● **Request**
Write out every entry exactly as it stands.

● **Available records**
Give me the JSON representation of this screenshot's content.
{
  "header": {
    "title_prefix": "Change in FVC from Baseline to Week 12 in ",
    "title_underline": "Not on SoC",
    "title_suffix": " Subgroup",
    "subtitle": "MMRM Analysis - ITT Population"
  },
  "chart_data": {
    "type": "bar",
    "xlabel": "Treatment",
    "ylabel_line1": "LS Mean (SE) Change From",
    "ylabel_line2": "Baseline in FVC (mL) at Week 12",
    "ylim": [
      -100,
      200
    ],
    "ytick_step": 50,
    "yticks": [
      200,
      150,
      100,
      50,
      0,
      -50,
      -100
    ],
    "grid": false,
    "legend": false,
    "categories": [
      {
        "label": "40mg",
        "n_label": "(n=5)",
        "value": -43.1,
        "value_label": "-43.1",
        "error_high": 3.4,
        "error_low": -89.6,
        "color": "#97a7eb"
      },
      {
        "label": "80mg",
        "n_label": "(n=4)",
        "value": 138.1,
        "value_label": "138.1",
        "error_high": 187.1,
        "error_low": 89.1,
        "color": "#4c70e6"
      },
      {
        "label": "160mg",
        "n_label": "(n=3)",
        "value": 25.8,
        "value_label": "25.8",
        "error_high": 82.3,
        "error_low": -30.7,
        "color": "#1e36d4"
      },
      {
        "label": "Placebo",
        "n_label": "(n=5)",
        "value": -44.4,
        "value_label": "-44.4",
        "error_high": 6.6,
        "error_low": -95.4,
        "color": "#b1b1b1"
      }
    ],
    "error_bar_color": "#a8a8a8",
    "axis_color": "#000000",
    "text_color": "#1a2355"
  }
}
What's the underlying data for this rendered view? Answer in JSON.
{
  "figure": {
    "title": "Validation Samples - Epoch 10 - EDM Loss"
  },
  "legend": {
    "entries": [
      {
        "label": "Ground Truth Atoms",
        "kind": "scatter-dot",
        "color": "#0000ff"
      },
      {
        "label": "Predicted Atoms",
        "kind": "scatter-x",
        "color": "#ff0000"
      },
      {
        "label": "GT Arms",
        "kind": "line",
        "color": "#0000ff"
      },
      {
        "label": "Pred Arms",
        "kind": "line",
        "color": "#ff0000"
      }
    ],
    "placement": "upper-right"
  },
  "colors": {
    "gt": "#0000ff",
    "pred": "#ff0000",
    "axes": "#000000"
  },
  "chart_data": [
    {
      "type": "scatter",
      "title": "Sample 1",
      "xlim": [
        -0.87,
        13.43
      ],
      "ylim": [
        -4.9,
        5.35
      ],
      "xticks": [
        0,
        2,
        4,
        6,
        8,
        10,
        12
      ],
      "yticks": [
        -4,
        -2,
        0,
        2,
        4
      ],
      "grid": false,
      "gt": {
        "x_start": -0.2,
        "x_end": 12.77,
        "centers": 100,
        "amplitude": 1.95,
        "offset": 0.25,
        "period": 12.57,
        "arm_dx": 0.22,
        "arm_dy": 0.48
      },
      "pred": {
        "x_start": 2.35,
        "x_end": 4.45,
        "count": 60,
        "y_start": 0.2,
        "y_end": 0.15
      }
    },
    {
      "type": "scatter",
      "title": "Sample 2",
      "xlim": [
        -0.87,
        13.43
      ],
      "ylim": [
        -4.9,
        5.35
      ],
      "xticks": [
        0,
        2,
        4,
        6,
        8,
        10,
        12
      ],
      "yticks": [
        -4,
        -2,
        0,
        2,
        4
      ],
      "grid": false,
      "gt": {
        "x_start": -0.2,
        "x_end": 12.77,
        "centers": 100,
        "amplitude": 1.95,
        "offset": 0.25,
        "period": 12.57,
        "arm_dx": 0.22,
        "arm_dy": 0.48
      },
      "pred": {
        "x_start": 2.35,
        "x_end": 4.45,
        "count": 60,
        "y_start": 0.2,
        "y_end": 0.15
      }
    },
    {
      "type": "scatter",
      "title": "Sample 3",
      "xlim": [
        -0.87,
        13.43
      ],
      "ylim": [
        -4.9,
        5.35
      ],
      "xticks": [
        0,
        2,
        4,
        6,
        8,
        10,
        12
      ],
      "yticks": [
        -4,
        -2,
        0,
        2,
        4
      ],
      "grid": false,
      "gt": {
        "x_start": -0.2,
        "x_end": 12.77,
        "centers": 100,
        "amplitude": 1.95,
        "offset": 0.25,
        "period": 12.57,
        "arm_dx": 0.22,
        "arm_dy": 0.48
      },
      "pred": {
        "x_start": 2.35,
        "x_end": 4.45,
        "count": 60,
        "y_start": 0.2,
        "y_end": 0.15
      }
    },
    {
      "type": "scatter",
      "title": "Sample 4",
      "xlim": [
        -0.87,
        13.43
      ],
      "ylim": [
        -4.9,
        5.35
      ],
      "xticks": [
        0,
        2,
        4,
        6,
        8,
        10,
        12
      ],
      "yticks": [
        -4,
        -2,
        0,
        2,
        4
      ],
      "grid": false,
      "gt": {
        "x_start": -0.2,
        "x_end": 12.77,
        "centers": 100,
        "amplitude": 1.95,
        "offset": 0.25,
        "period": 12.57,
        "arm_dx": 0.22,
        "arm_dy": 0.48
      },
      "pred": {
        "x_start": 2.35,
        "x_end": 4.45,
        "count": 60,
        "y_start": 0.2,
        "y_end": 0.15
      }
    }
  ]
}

● **Exercise response**
Give me the JSON representation of this screenshot's content.
{
  "header": {
    "title_prefix": "Change in FVC from Baseline to Week 12 in ",
    "title_underline": "Not on SoC",
    "title_suffix": " Subgroup",
    "subtitle": "MMRM Analysis - ITT Population"
  },
  "chart_data": {
    "type": "bar",
    "xlabel": "Treatment",
    "ylabel_line1": "LS Mean (SE) Change From",
    "ylabel_line2": "Baseline in FVC (mL) at Week 12",
    "ylim": [
      -100,
      200
    ],
    "ytick_step": 50,
    "yticks": [
      200,
      150,
      100,
      50,
      0,
      -50,
      -100
    ],
    "grid": false,
    "legend": false,
    "categories": [
      {
        "label": "40mg",
        "n_label": "(n=5)",
        "value": -43.1,
        "value_label": "-43.1",
        "error_high": 3.4,
        "error_low": -89.6,
        "color": "#97a7eb"
      },
      {
        "label": "80mg",
        "n_label": "(n=4)",
        "value": 138.1,
        "value_label": "138.1",
        "error_high": 187.1,
        "error_low": 89.1,
        "color": "#4c70e6"
      },
      {
        "label": "160mg",
        "n_label": "(n=3)",
        "value": 25.8,
        "value_label": "25.8",
        "error_high": 82.3,
        "error_low": -30.7,
        "color": "#1e36d4"
      },
      {
        "label": "Placebo",
        "n_label": "(n=5)",
        "value": -44.4,
        "value_label": "-44.4",
        "error_high": 6.6,
        "error_low": -95.4,
        "color": "#b1b1b1"
      }
    ],
    "error_bar_color": "#a8a8a8",
    "axis_color": "#000000",
    "text_color": "#1a2355"
  }
}
What's the underlying data for this rendered view? Answer in JSON.
{
  "figure": {
    "title": "Validation Samples - Epoch 10 - EDM Loss"
  },
  "legend": {
    "entries": [
      {
        "label": "Ground Truth Atoms",
        "kind": "scatter-dot",
        "color": "#0000ff"
      },
      {
        "label": "Predicted Atoms",
        "kind": "scatter-x",
        "color": "#ff0000"
      },
      {
        "label": "GT Arms",
        "kind": "line",
        "color": "#0000ff"
      },
      {
        "label": "Pred Arms",
        "kind": "line",
        "color": "#ff0000"
      }
    ],
    "placement": "upper-right"
  },
  "colors": {
    "gt": "#0000ff",
    "pred": "#ff0000",
    "axes": "#000000"
  },
  "chart_data": [
    {
      "type": "scatter",
      "title": "Sample 1",
      "xlim": [
        -0.87,
        13.43
      ],
      "ylim": [
        -4.9,
        5.35
      ],
      "xticks": [
        0,
        2,
        4,
        6,
        8,
        10,
        12
      ],
      "yticks": [
        -4,
        -2,
        0,
        2,
        4
      ],
      "grid": false,
      "gt": {
        "x_start": -0.2,
        "x_end": 12.77,
        "centers": 100,
        "amplitude": 1.95,
        "offset": 0.25,
        "period": 12.57,
        "arm_dx": 0.22,
        "arm_dy": 0.48
      },
      "pred": {
        "x_start": 2.35,
        "x_end": 4.45,
        "count": 60,
        "y_start": 0.2,
        "y_end": 0.15
      }
    },
    {
      "type": "scatter",
      "title": "Sample 2",
      "xlim": [
        -0.87,
        13.43
      ],
      "ylim": [
        -4.9,
        5.35
      ],
      "xticks": [
        0,
        2,
        4,
        6,
        8,
        10,
        12
      ],
      "yticks": [
        -4,
        -2,
        0,
        2,
        4
      ],
      "grid": false,
      "gt": {
        "x_start": -0.2,
        "x_end": 12.77,
        "centers": 100,
        "amplitude": 1.95,
        "offset": 0.25,
        "period": 12.57,
        "arm_dx": 0.22,
        "arm_dy": 0.48
      },
      "pred": {
        "x_start": 2.35,
        "x_end": 4.45,
        "count": 60,
        "y_start": 0.2,
        "y_end": 0.15
      }
    },
    {
      "type": "scatter",
      "title": "Sample 3",
      "xlim": [
        -0.87,
        13.43
      ],
      "ylim": [
        -4.9,
        5.35
      ],
      "xticks": [
        0,
        2,
        4,
        6,
        8,
        10,
        12
      ],
      "yticks": [
        -4,
        -2,
        0,
        2,
        4
      ],
      "grid": false,
      "gt": {
        "x_start": -0.2,
        "x_end": 12.77,
        "centers": 100,
        "amplitude": 1.95,
        "offset": 0.25,
        "period": 12.57,
        "arm_dx": 0.22,
        "arm_dy": 0.48
      },
      "pred": {
        "x_start": 2.35,
        "x_end": 4.45,
        "count": 60,
        "y_start": 0.2,
        "y_end": 0.15
      }
    },
    {
      "type": "scatter",
      "title": "Sample 4",
      "xlim": [
        -0.87,
        13.43
      ],
      "ylim": [
        -4.9,
        5.35
      ],
      "xticks": [
        0,
        2,
        4,
        6,
        8,
        10,
        12
      ],
      "yticks": [
        -4,
        -2,
        0,
        2,
        4
      ],
      "grid": false,
      "gt": {
        "x_start": -0.2,
        "x_end": 12.77,
        "centers": 100,
        "amplitude": 1.95,
        "offset": 0.25,
        "period": 12.57,
        "arm_dx": 0.22,
        "arm_dy": 0.48
      },
      "pred": {
        "x_start": 2.35,
        "x_end": 4.45,
        "count": 60,
        "y_start": 0.2,
        "y_end": 0.15
      }
    }
  ]
}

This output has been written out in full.